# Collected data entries
(begin)

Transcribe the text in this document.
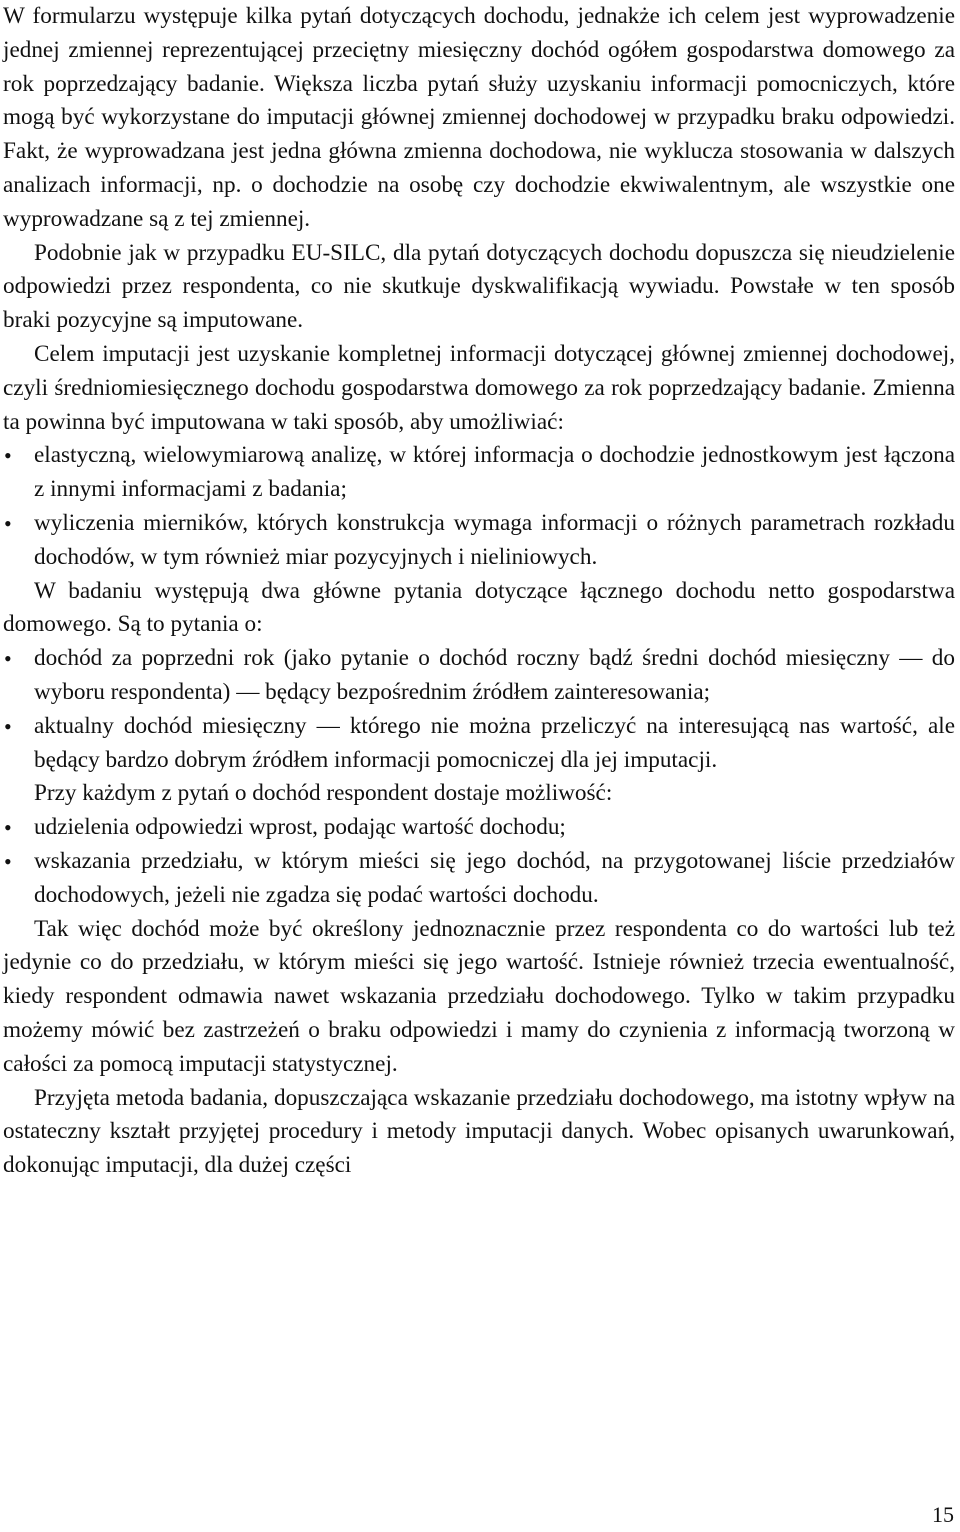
W formularzu występuje kilka pytań dotyczących dochodu, jednakże ich celem jest wyprowadzenie jednej zmiennej reprezentującej przeciętny miesięczny dochód ogółem gospodarstwa domowego za rok poprzedzający badanie. Większa liczba pytań służy uzyskaniu informacji pomocniczych, które mogą być wykorzystane do imputacji głównej zmiennej dochodowej w przypadku braku odpowiedzi. Fakt, że wyprowadzana jest jedna główna zmienna dochodowa, nie wyklucza stosowania w dalszych analizach informacji, np. o dochodzie na osobę czy dochodzie ekwiwalentnym, ale wszystkie one wyprowadzane są z tej zmiennej.

Podobnie jak w przypadku EU-SILC, dla pytań dotyczących dochodu dopuszcza się nieudzielenie odpowiedzi przez respondenta, co nie skutkuje dyskwalifikacją wywiadu. Powstałe w ten sposób braki pozycyjne są imputowane.

Celem imputacji jest uzyskanie kompletnej informacji dotyczącej głównej zmiennej dochodowej, czyli średniomiesięcznego dochodu gospodarstwa domowego za rok poprzedzający badanie. Zmienna ta powinna być imputowana w taki sposób, aby umożliwiać:

• elastyczną, wielowymiarową analizę, w której informacja o dochodzie jednostkowym jest łączona z innymi informacjami z badania;
• wyliczenia mierników, których konstrukcja wymaga informacji o różnych parametrach rozkładu dochodów, w tym również miar pozycyjnych i nieliniowych.

W badaniu występują dwa główne pytania dotyczące łącznego dochodu netto gospodarstwa domowego. Są to pytania o:

• dochód za poprzedni rok (jako pytanie o dochód roczny bądź średni dochód miesięczny — do wyboru respondenta) — będący bezpośrednim źródłem zainteresowania;
• aktualny dochód miesięczny — którego nie można przeliczyć na interesującą nas wartość, ale będący bardzo dobrym źródłem informacji pomocniczej dla jej imputacji.

Przy każdym z pytań o dochód respondent dostaje możliwość:

• udzielenia odpowiedzi wprost, podając wartość dochodu;
• wskazania przedziału, w którym mieści się jego dochód, na przygotowanej liście przedziałów dochodowych, jeżeli nie zgadza się podać wartości dochodu.

Tak więc dochód może być określony jednoznacznie przez respondenta co do wartości lub też jedynie co do przedziału, w którym mieści się jego wartość. Istnieje również trzecia ewentualność, kiedy respondent odmawia nawet wskazania przedziału dochodowego. Tylko w takim przypadku możemy mówić bez zastrzeżeń o braku odpowiedzi i mamy do czynienia z informacją tworzoną w całości za pomocą imputacji statystycznej.

Przyjęta metoda badania, dopuszczająca wskazanie przedziału dochodowego, ma istotny wpływ na ostateczny kształt przyjętej procedury i metody imputacji danych. Wobec opisanych uwarunkowań, dokonując imputacji, dla dużej części

15
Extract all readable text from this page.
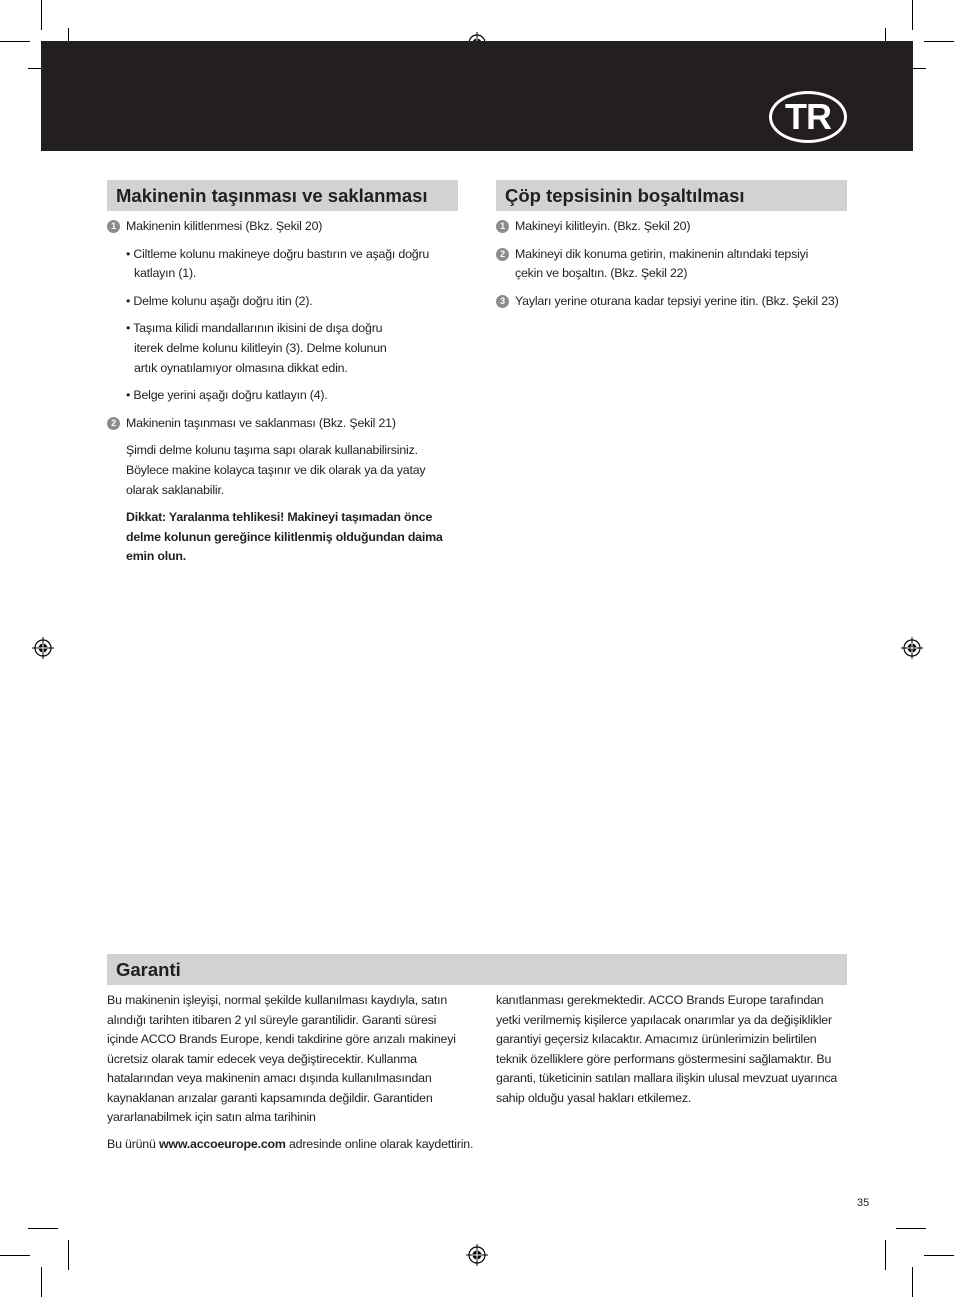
TR
Makinenin taşınması ve saklanması
1 Makinenin kilitlenmesi (Bkz. Şekil 20)
• Ciltleme kolunu makineye doğru bastırın ve aşağı doğru katlayın (1).
• Delme kolunu aşağı doğru itin (2).
• Taşıma kilidi mandallarının ikisini de dışa doğru iterek delme kolunu kilitleyin (3). Delme kolunun artık oynatılamıyor olmasına dikkat edin.
• Belge yerini aşağı doğru katlayın (4).
2 Makinenin taşınması ve saklanması (Bkz. Şekil 21)
Şimdi delme kolunu taşıma sapı olarak kullanabilirsiniz. Böylece makine kolayca taşınır ve dik olarak ya da yatay olarak saklanabilir.
Dikkat: Yaralanma tehlikesi! Makineyi taşımadan önce delme kolunun gereğince kilitlenmiş olduğundan daima emin olun.
Çöp tepsisinin boşaltılması
1 Makineyi kilitleyin. (Bkz. Şekil 20)
2 Makineyi dik konuma getirin, makinenin altındaki tepsiyi çekin ve boşaltın. (Bkz. Şekil 22)
3 Yayları yerine oturana kadar tepsiyi yerine itin. (Bkz. Şekil 23)
Garanti
Bu makinenin işleyişi, normal şekilde kullanılması kaydıyla, satın alındığı tarihten itibaren 2 yıl süreyle garantilidir. Garanti süresi içinde ACCO Brands Europe, kendi takdirine göre arızalı makineyi ücretsiz olarak tamir edecek veya değiştirecektir. Kullanma hatalarından veya makinenin amacı dışında kullanılmasından kaynaklanan arızalar garanti kapsamında değildir. Garantiden yararlanabilmek için satın alma tarihinin
Bu ürünü www.accoeurope.com adresinde online olarak kaydettirin.
kanıtlanması gerekmektedir. ACCO Brands Europe tarafından yetki verilmemiş kişilerce yapılacak onarımlar ya da değişiklikler garantiyi geçersiz kılacaktır. Amacımız ürünlerimizin belirtilen teknik özelliklere göre performans göstermesini sağlamaktır. Bu garanti, tüketicinin satılan mallara ilişkin ulusal mevzuat uyarınca sahip olduğu yasal hakları etkilemez.
35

(end)

# EXERCISE BRIEF
Reproduce the listing exactly. Leave its pictures out.

# RESULT
Transcribe the text in this document.
W formularzu występuje kilka pytań dotyczących dochodu, jednakże ich celem jest wyprowadzenie jednej zmiennej reprezentującej przeciętny miesięczny dochód ogółem gospodarstwa domowego za rok poprzedzający badanie. Większa liczba pytań służy uzyskaniu informacji pomocniczych, które mogą być wykorzystane do imputacji głównej zmiennej dochodowej w przypadku braku odpowiedzi. Fakt, że wyprowadzana jest jedna główna zmienna dochodowa, nie wyklucza stosowania w dalszych analizach informacji, np. o dochodzie na osobę czy dochodzie ekwiwalentnym, ale wszystkie one wyprowadzane są z tej zmiennej.

Podobnie jak w przypadku EU-SILC, dla pytań dotyczących dochodu dopuszcza się nieudzielenie odpowiedzi przez respondenta, co nie skutkuje dyskwalifikacją wywiadu. Powstałe w ten sposób braki pozycyjne są imputowane.

Celem imputacji jest uzyskanie kompletnej informacji dotyczącej głównej zmiennej dochodowej, czyli średniomiesięcznego dochodu gospodarstwa domowego za rok poprzedzający badanie. Zmienna ta powinna być imputowana w taki sposób, aby umożliwiać:

• elastyczną, wielowymiarową analizę, w której informacja o dochodzie jednostkowym jest łączona z innymi informacjami z badania;
• wyliczenia mierników, których konstrukcja wymaga informacji o różnych parametrach rozkładu dochodów, w tym również miar pozycyjnych i nieliniowych.

W badaniu występują dwa główne pytania dotyczące łącznego dochodu netto gospodarstwa domowego. Są to pytania o:

• dochód za poprzedni rok (jako pytanie o dochód roczny bądź średni dochód miesięczny — do wyboru respondenta) — będący bezpośrednim źródłem zainteresowania;
• aktualny dochód miesięczny — którego nie można przeliczyć na interesującą nas wartość, ale będący bardzo dobrym źródłem informacji pomocniczej dla jej imputacji.

Przy każdym z pytań o dochód respondent dostaje możliwość:

• udzielenia odpowiedzi wprost, podając wartość dochodu;
• wskazania przedziału, w którym mieści się jego dochód, na przygotowanej liście przedziałów dochodowych, jeżeli nie zgadza się podać wartości dochodu.

Tak więc dochód może być określony jednoznacznie przez respondenta co do wartości lub też jedynie co do przedziału, w którym mieści się jego wartość. Istnieje również trzecia ewentualność, kiedy respondent odmawia nawet wskazania przedziału dochodowego. Tylko w takim przypadku możemy mówić bez zastrzeżeń o braku odpowiedzi i mamy do czynienia z informacją tworzoną w całości za pomocą imputacji statystycznej.

Przyjęta metoda badania, dopuszczająca wskazanie przedziału dochodowego, ma istotny wpływ na ostateczny kształt przyjętej procedury i metody imputacji danych. Wobec opisanych uwarunkowań, dokonując imputacji, dla dużej części

15
Extract all readable text from this page.
TR
Makinenin taşınması ve saklanması
1 Makinenin kilitlenmesi (Bkz. Şekil 20)
• Ciltleme kolunu makineye doğru bastırın ve aşağı doğru katlayın (1).
• Delme kolunu aşağı doğru itin (2).
• Taşıma kilidi mandallarının ikisini de dışa doğru iterek delme kolunu kilitleyin (3). Delme kolunun artık oynatılamıyor olmasına dikkat edin.
• Belge yerini aşağı doğru katlayın (4).
2 Makinenin taşınması ve saklanması (Bkz. Şekil 21)
Şimdi delme kolunu taşıma sapı olarak kullanabilirsiniz. Böylece makine kolayca taşınır ve dik olarak ya da yatay olarak saklanabilir.
Dikkat: Yaralanma tehlikesi! Makineyi taşımadan önce delme kolunun gereğince kilitlenmiş olduğundan daima emin olun.
Çöp tepsisinin boşaltılması
1 Makineyi kilitleyin. (Bkz. Şekil 20)
2 Makineyi dik konuma getirin, makinenin altındaki tepsiyi çekin ve boşaltın. (Bkz. Şekil 22)
3 Yayları yerine oturana kadar tepsiyi yerine itin. (Bkz. Şekil 23)
Garanti
Bu makinenin işleyişi, normal şekilde kullanılması kaydıyla, satın alındığı tarihten itibaren 2 yıl süreyle garantilidir. Garanti süresi içinde ACCO Brands Europe, kendi takdirine göre arızalı makineyi ücretsiz olarak tamir edecek veya değiştirecektir. Kullanma hatalarından veya makinenin amacı dışında kullanılmasından kaynaklanan arızalar garanti kapsamında değildir. Garantiden yararlanabilmek için satın alma tarihinin
Bu ürünü www.accoeurope.com adresinde online olarak kaydettirin.
kanıtlanması gerekmektedir. ACCO Brands Europe tarafından yetki verilmemiş kişilerce yapılacak onarımlar ya da değişiklikler garantiyi geçersiz kılacaktır. Amacımız ürünlerimizin belirtilen teknik özelliklere göre performans göstermesini sağlamaktır. Bu garanti, tüketicinin satılan mallara ilişkin ulusal mevzuat uyarınca sahip olduğu yasal hakları etkilemez.
35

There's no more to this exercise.